>> start EXTRACTED MATERIAL

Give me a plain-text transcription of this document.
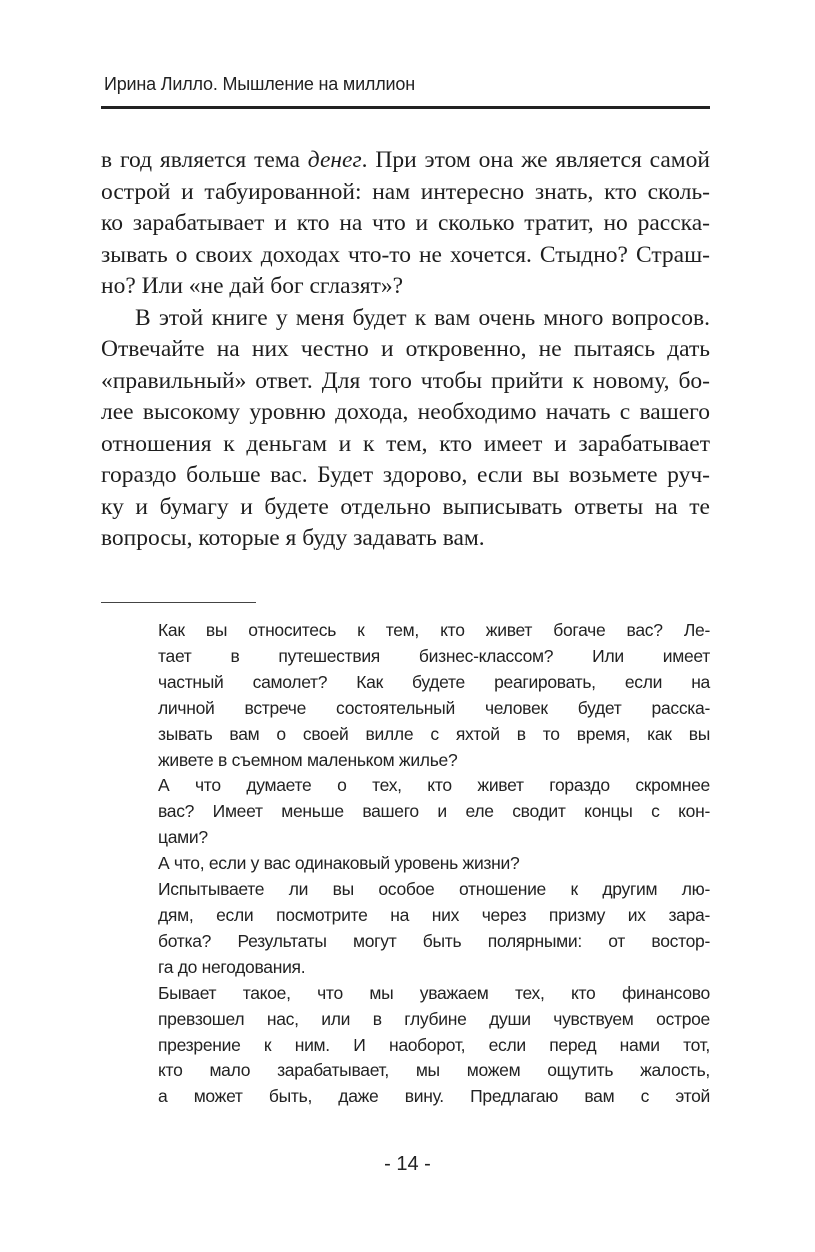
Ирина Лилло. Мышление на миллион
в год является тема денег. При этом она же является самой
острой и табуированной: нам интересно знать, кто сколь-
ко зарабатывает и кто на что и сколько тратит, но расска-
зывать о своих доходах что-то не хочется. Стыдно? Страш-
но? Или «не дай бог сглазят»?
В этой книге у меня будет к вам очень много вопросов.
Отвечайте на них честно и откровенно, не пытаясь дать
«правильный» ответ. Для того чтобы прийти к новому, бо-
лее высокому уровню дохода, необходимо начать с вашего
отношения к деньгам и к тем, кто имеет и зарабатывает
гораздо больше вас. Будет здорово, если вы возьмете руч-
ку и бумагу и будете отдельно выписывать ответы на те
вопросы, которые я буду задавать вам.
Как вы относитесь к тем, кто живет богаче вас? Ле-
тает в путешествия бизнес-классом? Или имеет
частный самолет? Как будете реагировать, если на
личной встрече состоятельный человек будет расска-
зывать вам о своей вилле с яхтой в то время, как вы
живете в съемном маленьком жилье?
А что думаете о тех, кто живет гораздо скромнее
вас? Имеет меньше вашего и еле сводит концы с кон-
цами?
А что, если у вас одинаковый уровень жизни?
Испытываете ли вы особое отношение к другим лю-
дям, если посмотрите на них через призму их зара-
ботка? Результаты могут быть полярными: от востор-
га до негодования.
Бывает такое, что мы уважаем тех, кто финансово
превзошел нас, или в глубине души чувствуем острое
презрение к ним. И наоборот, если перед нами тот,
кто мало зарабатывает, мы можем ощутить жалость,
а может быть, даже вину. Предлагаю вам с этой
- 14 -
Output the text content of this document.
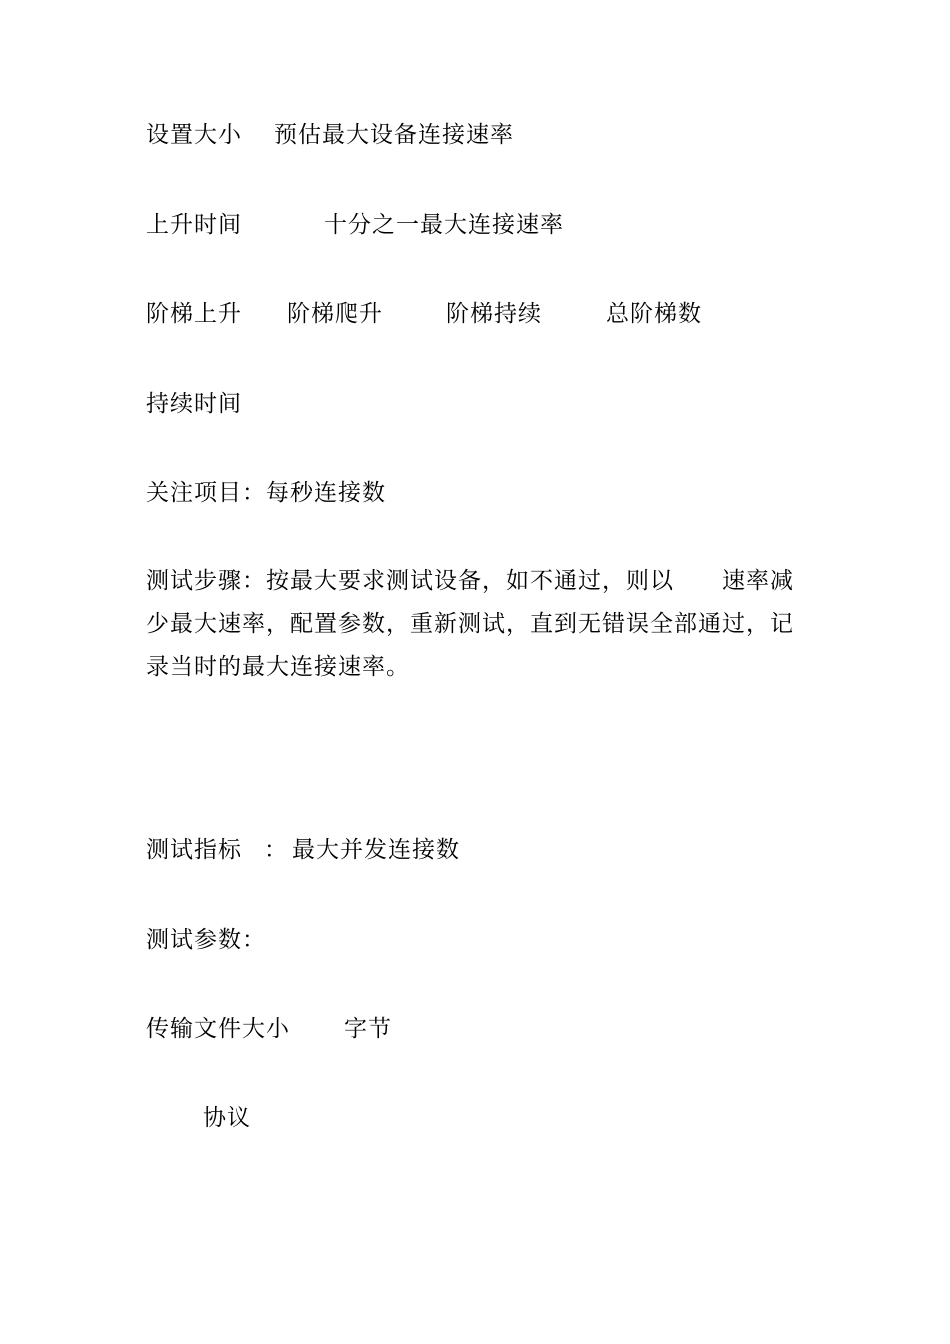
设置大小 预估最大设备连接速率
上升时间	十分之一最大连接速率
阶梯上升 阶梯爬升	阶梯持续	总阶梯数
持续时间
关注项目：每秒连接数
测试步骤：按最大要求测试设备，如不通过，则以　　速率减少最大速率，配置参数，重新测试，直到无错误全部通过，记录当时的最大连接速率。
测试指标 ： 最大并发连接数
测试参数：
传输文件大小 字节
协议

>> end EXTRACTED MATERIAL

## REQUEST
Omit the pictures and print again exactly the lines from the one with "Output the text content of this document." through the final line of the entries, both ends included.

## SOLUTION TO THIS TASK
Output the text content of this document.
设置大小 预估最大设备连接速率
上升时间	十分之一最大连接速率
阶梯上升 阶梯爬升	阶梯持续	总阶梯数
持续时间
关注项目：每秒连接数
测试步骤：按最大要求测试设备，如不通过，则以　　速率减少最大速率，配置参数，重新测试，直到无错误全部通过，记录当时的最大连接速率。
测试指标 ： 最大并发连接数
测试参数：
传输文件大小 字节
协议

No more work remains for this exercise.